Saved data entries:
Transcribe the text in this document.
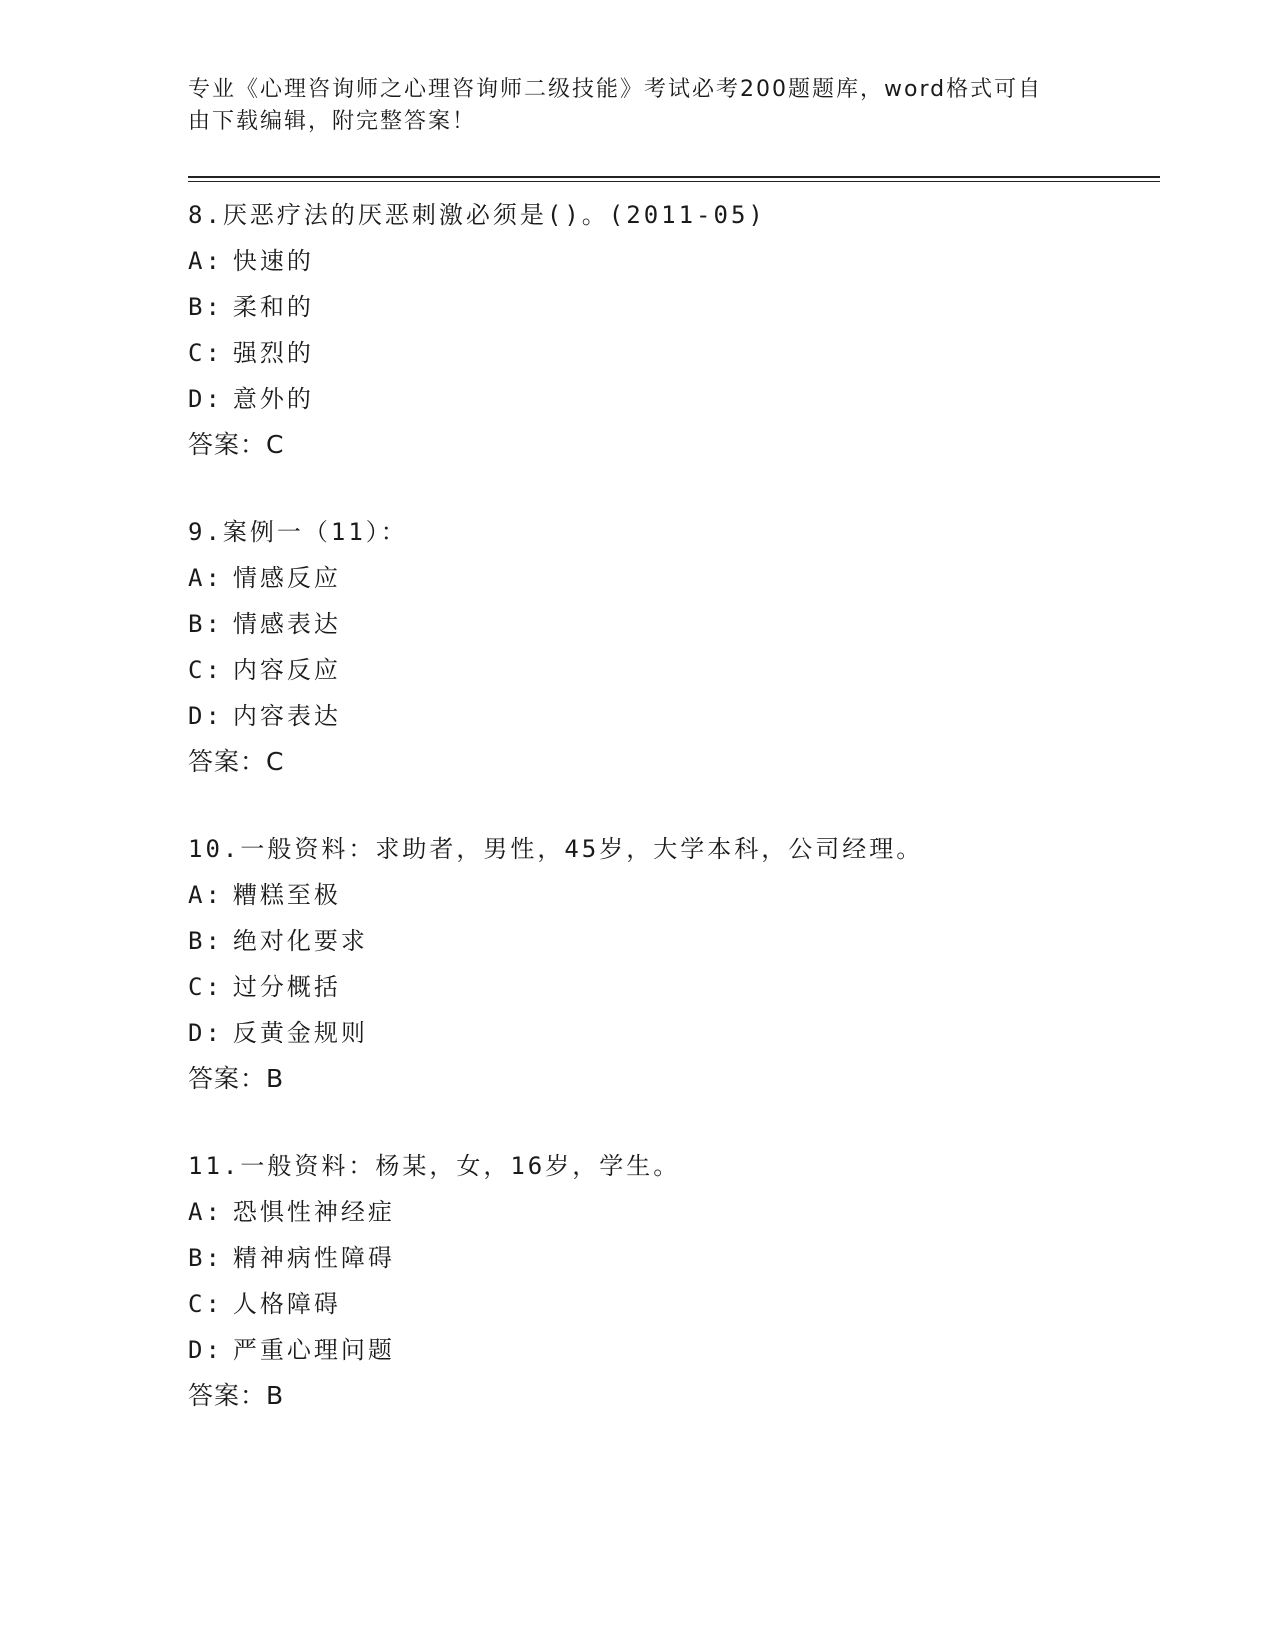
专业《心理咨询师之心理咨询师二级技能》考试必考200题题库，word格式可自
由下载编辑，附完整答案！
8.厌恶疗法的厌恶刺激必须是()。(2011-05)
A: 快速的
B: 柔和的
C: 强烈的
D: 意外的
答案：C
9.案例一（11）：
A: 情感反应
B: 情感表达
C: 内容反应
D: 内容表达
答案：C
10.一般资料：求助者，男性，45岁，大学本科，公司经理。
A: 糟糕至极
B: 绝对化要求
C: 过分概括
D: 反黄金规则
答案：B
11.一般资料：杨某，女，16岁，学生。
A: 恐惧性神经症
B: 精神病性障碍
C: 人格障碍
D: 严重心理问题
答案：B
---
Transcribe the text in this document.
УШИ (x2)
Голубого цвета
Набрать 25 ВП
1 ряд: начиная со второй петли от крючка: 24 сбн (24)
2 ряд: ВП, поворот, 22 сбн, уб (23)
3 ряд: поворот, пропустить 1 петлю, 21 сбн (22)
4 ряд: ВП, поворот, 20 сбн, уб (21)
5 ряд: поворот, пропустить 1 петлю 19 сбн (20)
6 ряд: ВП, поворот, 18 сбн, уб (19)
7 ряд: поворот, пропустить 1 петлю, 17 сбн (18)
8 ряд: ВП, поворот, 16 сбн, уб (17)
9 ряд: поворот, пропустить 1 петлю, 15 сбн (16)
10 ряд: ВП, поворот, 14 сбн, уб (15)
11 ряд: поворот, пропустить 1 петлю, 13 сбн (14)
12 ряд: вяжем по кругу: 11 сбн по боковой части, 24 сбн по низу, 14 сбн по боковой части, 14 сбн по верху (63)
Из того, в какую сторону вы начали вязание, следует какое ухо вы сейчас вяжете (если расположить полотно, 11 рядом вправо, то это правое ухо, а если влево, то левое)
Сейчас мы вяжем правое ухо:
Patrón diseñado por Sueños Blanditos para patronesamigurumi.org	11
...
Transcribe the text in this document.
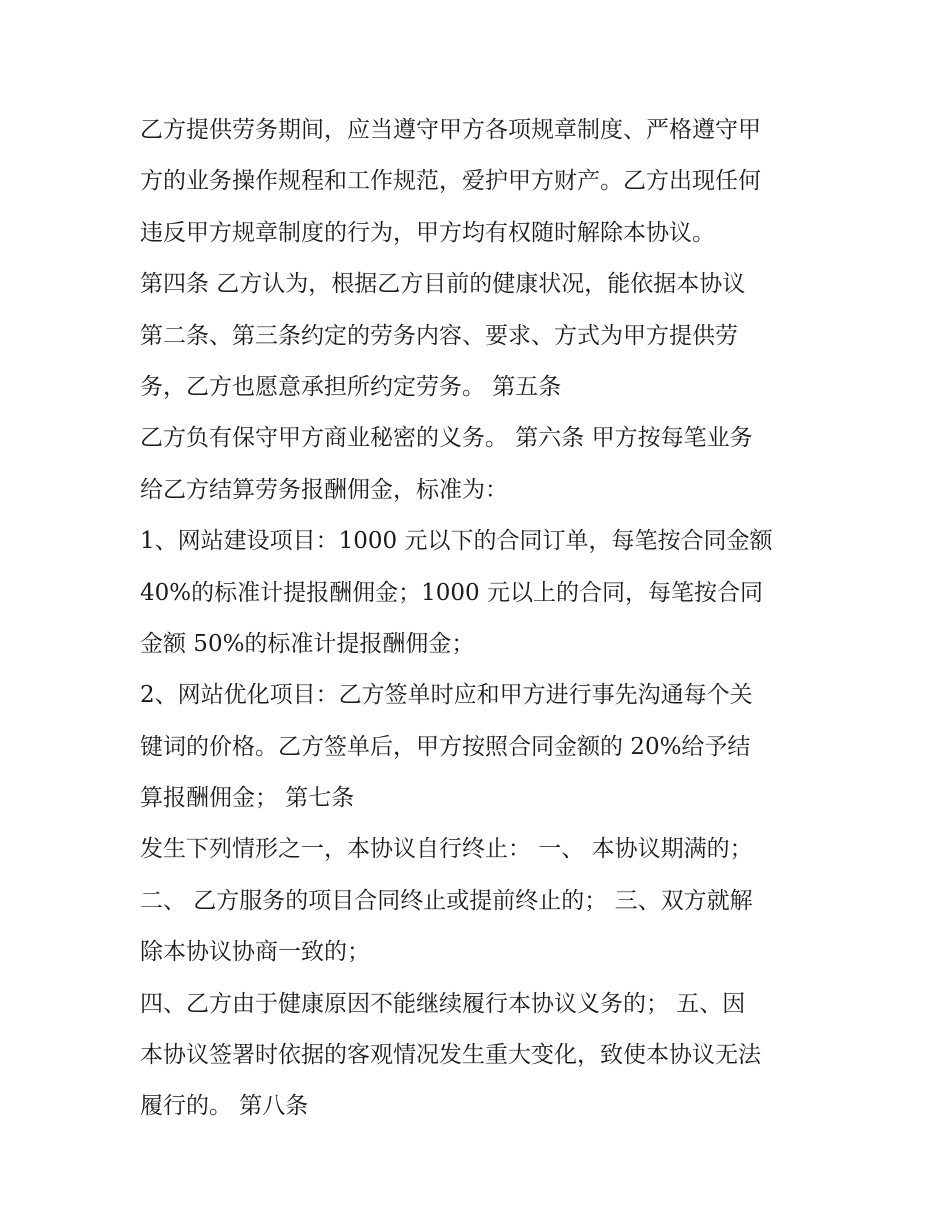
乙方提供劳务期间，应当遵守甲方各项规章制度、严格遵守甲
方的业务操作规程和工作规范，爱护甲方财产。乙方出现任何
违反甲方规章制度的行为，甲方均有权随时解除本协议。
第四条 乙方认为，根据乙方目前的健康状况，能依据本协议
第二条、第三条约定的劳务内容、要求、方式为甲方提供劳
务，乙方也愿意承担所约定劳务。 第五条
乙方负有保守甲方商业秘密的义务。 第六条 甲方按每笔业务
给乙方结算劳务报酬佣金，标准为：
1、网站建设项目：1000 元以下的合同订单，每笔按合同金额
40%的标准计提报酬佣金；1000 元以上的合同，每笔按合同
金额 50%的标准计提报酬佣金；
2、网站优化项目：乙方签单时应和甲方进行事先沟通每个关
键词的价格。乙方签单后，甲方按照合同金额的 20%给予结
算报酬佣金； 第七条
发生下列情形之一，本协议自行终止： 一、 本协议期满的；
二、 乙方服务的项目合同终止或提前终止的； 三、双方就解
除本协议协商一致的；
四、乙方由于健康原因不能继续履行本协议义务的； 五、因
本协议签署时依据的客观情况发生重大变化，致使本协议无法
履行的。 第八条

◆ AIM OF THE TASK ◆
Gather from the entries above all lines that include the string "вяжем".

◆ EXERCISE ANSWER ◆
12 ряд: вяжем по кругу: 11 сбн по боковой части, 24 сбн по низу, 14 сбн по боковой части, 14 сбн по верху (63)
Сейчас мы вяжем правое ухо:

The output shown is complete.